▸ **FRAGMENTO DEL TEXTO**
■ ■ ■ ■

En septiembre, los informadores hacen el recuento de las víctimas que sacrificó el verano en sus peregrinaciones de asfalto. Una hecatombe sellada y lacrada este año por el holocausto de una "vaca sagrada" que huía de sus más voraces acólitos, intermediarios imprescindibles en la difusión de un culto del que la frágil deidad acosada abominaba.
Septiembre es un mes de funerales como octubre es el mes de las bodas y de las revoluciones. Septiembre es un mes despojado, irreal, que se pierde entre los lánguidos coletazos del verano y los primeros mordiscos del otoño cruel, cuando la maquinaria recupera su ritmo febril para afrontar con normalidad otro año horríbilis y desquiciado.
Diga lo que diga el calendario, el año empieza en octubre, como todos supimos desde los años de nuestra infancia escolar, el año empieza con el nuevo curso, con el retorno a los pupitres, a los escaños y a los duros bancos de todas las galeras laborales donde reman, subrayados por los mazazos del cómite, los esclavos, si no felices, al menos resignados a su suerte, dispuestos a intensificar voluntariamente sus sufrimientos dándose con un canto en los dientes, sabedores de que en tierra firme se multiplican los aspirantes a galeote, listos para remar más horas y con menores exigencias.

■ ■ ■ ■

▸ **OBJETIVO**
Reproduce el pasaje del fragmento sobre el comienzo del año que arranca en "Diga lo que" y termina después de "con menores exigencias.", y sustituye en él "los esclavos" por "los trabajadores".

▸ **REGISTROS MOSTRADOS**

■ ■ ■ ■

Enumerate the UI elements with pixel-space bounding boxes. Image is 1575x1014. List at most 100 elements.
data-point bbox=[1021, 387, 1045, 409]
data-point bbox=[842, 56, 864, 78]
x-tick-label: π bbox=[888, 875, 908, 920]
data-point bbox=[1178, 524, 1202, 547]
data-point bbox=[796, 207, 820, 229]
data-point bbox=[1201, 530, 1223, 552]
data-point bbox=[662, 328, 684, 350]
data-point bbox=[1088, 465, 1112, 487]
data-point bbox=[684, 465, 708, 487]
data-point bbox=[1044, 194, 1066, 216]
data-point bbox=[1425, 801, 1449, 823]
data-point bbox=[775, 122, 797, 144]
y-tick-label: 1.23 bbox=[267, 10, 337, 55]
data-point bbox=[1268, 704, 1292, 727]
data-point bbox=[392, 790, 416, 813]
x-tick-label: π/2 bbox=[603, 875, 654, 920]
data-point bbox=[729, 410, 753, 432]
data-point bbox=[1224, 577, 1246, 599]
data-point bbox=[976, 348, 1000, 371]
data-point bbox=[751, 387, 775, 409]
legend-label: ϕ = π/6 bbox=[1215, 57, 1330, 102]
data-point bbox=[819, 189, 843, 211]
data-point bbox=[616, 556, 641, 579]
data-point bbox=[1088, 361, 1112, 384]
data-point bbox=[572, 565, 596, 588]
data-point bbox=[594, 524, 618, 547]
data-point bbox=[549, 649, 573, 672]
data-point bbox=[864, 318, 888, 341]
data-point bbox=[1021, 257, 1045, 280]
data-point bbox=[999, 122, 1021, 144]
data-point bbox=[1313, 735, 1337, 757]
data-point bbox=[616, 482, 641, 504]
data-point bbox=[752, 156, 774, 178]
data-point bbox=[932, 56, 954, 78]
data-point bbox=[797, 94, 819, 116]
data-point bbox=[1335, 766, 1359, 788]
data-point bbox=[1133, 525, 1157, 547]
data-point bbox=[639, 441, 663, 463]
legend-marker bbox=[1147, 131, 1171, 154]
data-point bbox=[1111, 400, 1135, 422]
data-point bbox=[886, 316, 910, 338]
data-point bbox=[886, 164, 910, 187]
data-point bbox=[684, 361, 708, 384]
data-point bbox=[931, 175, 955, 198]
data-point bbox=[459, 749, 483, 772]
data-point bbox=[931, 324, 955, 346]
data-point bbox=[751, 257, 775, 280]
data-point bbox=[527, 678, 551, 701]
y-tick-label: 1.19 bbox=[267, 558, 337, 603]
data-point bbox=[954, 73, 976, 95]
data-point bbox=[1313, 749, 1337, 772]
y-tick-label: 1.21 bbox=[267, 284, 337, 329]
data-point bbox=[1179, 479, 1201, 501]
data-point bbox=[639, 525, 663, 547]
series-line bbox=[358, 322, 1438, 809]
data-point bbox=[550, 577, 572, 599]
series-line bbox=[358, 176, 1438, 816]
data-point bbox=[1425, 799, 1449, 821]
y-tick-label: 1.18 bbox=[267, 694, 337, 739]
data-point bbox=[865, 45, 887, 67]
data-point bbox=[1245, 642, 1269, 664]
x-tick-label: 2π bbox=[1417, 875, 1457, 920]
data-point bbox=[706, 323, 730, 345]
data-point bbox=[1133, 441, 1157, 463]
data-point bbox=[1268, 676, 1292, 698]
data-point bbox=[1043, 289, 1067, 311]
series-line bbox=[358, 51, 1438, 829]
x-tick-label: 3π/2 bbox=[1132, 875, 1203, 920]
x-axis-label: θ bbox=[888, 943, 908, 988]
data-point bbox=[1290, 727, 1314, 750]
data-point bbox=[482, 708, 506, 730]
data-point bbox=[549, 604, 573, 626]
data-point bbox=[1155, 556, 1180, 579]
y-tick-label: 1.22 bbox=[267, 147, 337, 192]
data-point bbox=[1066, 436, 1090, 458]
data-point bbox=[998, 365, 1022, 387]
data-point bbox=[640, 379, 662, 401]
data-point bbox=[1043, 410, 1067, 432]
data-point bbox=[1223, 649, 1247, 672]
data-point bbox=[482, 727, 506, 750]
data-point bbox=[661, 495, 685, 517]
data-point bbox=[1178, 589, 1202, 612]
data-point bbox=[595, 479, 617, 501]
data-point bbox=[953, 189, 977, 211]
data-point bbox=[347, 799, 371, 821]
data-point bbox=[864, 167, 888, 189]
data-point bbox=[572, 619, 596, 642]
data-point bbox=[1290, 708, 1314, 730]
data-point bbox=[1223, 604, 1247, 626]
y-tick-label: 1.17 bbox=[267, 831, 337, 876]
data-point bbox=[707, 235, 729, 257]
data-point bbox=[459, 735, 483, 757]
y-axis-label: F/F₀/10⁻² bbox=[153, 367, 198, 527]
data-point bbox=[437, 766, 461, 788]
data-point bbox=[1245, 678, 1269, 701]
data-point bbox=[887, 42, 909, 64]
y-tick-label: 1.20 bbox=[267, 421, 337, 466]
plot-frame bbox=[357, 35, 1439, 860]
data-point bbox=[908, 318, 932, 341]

■ ■ ■ ■

▸ **RESPUESTA**
Diga lo que diga el calendario, el año empieza en octubre, como todos supimos desde los años de nuestra infancia escolar, el año empieza con el nuevo curso, con el retorno a los pupitres, a los escaños y a los duros bancos de todas las galeras laborales donde reman, subrayados por los mazazos del cómite, los trabajadores, si no felices, al menos resignados a su suerte, dispuestos a intensificar voluntariamente sus sufrimientos dándose con un canto en los dientes, sabedores de que en tierra firme se multiplican los aspirantes a galeote, listos para remar más horas y con menores exigencias.